Dataset entries

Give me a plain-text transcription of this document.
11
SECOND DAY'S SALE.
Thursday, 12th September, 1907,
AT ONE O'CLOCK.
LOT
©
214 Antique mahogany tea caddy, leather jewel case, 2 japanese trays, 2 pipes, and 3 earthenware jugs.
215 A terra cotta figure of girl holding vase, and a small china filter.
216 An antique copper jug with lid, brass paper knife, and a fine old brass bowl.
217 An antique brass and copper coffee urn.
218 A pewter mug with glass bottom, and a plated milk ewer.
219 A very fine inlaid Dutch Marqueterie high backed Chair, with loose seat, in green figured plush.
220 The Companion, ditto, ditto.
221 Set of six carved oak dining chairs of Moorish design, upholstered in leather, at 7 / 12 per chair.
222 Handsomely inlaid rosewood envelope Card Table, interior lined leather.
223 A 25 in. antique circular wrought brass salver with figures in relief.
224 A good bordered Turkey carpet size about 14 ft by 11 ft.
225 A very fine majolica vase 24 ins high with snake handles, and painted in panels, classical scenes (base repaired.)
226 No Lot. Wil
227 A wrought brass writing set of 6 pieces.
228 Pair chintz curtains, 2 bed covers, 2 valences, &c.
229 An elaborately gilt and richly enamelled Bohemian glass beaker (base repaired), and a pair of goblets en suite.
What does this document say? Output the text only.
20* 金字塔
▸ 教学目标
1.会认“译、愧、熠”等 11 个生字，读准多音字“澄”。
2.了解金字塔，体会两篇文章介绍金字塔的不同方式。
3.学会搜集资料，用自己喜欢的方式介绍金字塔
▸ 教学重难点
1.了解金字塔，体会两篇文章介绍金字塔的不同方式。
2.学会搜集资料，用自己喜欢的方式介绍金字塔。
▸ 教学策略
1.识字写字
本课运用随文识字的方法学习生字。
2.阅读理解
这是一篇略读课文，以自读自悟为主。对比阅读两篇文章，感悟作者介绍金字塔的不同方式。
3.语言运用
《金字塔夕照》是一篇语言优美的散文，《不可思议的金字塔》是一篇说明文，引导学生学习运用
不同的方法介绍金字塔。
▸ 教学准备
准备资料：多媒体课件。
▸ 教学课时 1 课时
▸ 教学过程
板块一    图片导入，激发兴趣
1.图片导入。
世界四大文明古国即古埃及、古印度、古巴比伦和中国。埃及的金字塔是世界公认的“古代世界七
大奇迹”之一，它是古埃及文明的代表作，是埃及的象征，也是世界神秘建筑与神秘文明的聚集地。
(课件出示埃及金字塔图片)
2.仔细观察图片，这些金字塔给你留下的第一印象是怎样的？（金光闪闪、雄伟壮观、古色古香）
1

==

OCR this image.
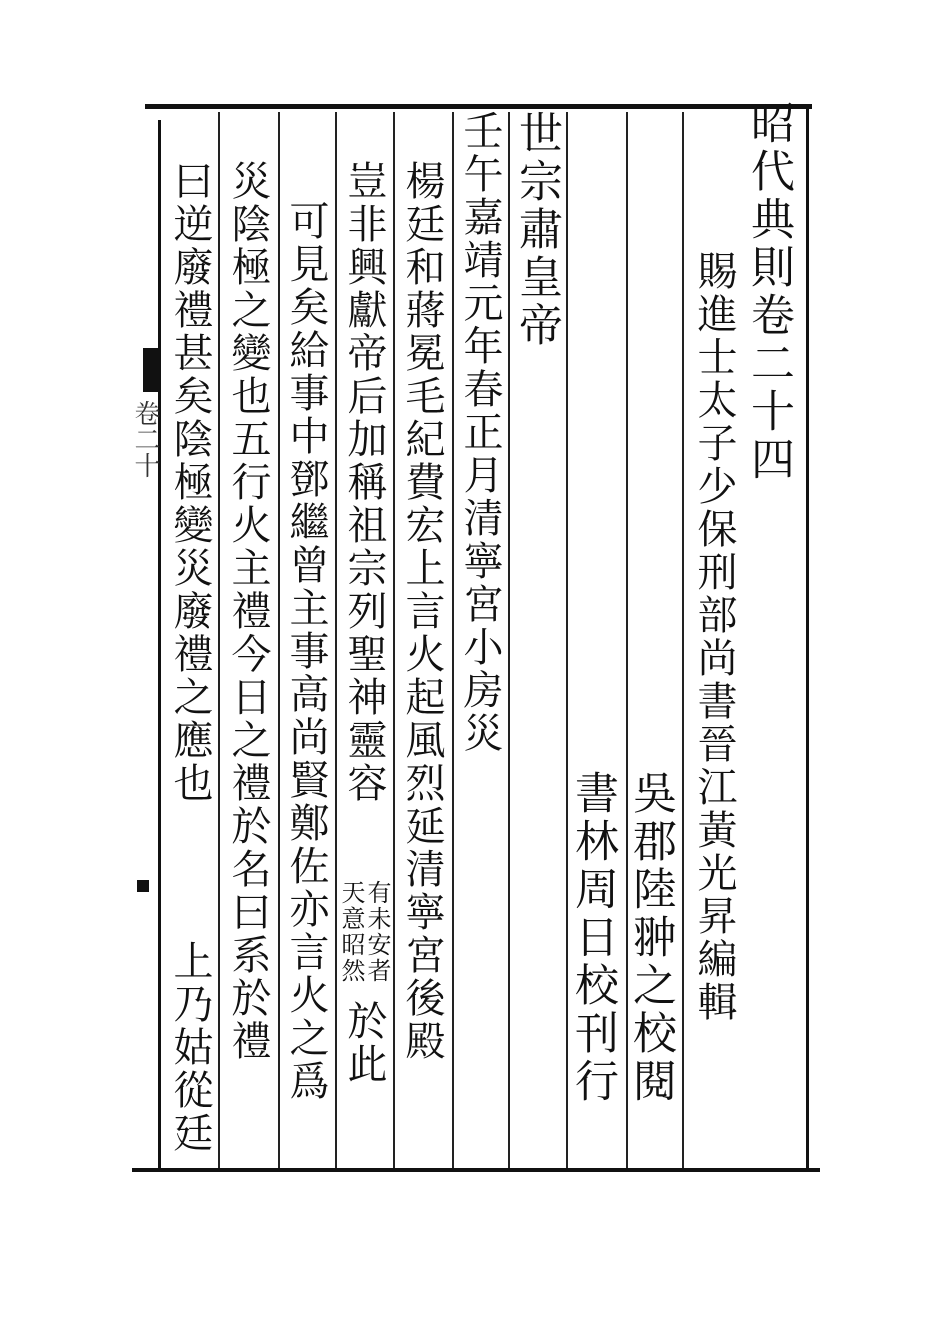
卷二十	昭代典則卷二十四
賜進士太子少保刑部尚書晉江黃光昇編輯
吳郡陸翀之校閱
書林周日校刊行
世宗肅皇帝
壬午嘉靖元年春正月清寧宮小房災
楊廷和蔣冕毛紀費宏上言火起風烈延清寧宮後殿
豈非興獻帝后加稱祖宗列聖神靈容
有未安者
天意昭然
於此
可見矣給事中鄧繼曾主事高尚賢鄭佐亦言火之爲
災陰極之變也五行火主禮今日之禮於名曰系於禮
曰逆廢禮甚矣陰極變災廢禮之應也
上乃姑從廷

...

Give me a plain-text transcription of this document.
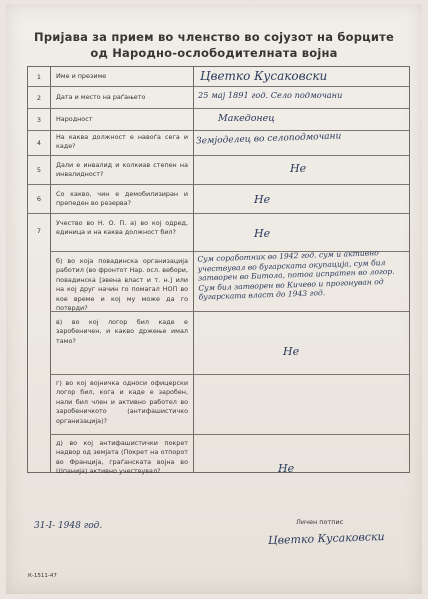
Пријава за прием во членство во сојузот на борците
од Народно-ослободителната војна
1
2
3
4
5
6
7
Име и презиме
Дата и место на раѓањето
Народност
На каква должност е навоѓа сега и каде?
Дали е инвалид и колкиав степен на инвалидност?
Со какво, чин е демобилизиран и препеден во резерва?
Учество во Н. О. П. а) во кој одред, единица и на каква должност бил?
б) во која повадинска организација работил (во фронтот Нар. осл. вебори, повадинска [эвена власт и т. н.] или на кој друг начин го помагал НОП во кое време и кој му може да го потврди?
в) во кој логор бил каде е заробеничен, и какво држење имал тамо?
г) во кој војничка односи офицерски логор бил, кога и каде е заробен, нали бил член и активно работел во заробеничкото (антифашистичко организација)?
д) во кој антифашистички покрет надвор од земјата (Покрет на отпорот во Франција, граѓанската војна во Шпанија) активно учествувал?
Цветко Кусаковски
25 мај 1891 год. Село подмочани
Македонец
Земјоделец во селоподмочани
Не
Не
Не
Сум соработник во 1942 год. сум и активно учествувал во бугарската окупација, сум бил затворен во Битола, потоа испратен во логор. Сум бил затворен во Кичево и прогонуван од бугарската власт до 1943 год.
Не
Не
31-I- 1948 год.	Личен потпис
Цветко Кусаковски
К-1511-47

Written problem
Filter out every line that lacks the word "brass", and copy the rest.

Answer to the task
216 An antique copper jug with lid, brass paper knife, and a fine old brass bowl.
217 An antique brass and copper coffee urn.
223 A 25 in. antique circular wrought brass salver with figures in relief.
227 A wrought brass writing set of 6 pieces.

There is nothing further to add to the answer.